▸ **Written instruction**: Output every line below exactly.
***** Entries
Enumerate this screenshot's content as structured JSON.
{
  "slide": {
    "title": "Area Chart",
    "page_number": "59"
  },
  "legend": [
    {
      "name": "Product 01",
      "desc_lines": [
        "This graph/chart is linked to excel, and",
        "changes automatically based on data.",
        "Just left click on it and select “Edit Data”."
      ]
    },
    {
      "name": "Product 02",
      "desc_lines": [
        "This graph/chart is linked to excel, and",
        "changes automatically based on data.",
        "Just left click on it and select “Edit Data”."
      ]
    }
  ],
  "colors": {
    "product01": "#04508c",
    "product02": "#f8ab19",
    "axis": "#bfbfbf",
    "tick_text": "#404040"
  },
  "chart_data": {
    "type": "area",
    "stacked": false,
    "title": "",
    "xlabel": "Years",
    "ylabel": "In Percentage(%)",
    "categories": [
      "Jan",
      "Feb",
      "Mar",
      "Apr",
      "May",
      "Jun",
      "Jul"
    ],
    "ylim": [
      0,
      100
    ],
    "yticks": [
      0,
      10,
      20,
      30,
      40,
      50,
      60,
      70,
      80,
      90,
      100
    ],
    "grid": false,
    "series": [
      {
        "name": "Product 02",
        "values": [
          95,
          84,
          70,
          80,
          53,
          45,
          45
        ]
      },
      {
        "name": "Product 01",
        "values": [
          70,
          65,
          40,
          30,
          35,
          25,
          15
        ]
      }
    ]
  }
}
**********
▸ **Completed exercise**:
Enumerate this screenshot's content as structured JSON.
{
  "slide": {
    "title": "Area Chart",
    "page_number": "59"
  },
  "legend": [
    {
      "name": "Product 01",
      "desc_lines": [
        "This graph/chart is linked to excel, and",
        "changes automatically based on data.",
        "Just left click on it and select “Edit Data”."
      ]
    },
    {
      "name": "Product 02",
      "desc_lines": [
        "This graph/chart is linked to excel, and",
        "changes automatically based on data.",
        "Just left click on it and select “Edit Data”."
      ]
    }
  ],
  "colors": {
    "product01": "#04508c",
    "product02": "#f8ab19",
    "axis": "#bfbfbf",
    "tick_text": "#404040"
  },
  "chart_data": {
    "type": "area",
    "stacked": false,
    "title": "",
    "xlabel": "Years",
    "ylabel": "In Percentage(%)",
    "categories": [
      "Jan",
      "Feb",
      "Mar",
      "Apr",
      "May",
      "Jun",
      "Jul"
    ],
    "ylim": [
      0,
      100
    ],
    "yticks": [
      0,
      10,
      20,
      30,
      40,
      50,
      60,
      70,
      80,
      90,
      100
    ],
    "grid": false,
    "series": [
      {
        "name": "Product 02",
        "values": [
          95,
          84,
          70,
          80,
          53,
          45,
          45
        ]
      },
      {
        "name": "Product 01",
        "values": [
          70,
          65,
          40,
          30,
          35,
          25,
          15
        ]
      }
    ]
  }
}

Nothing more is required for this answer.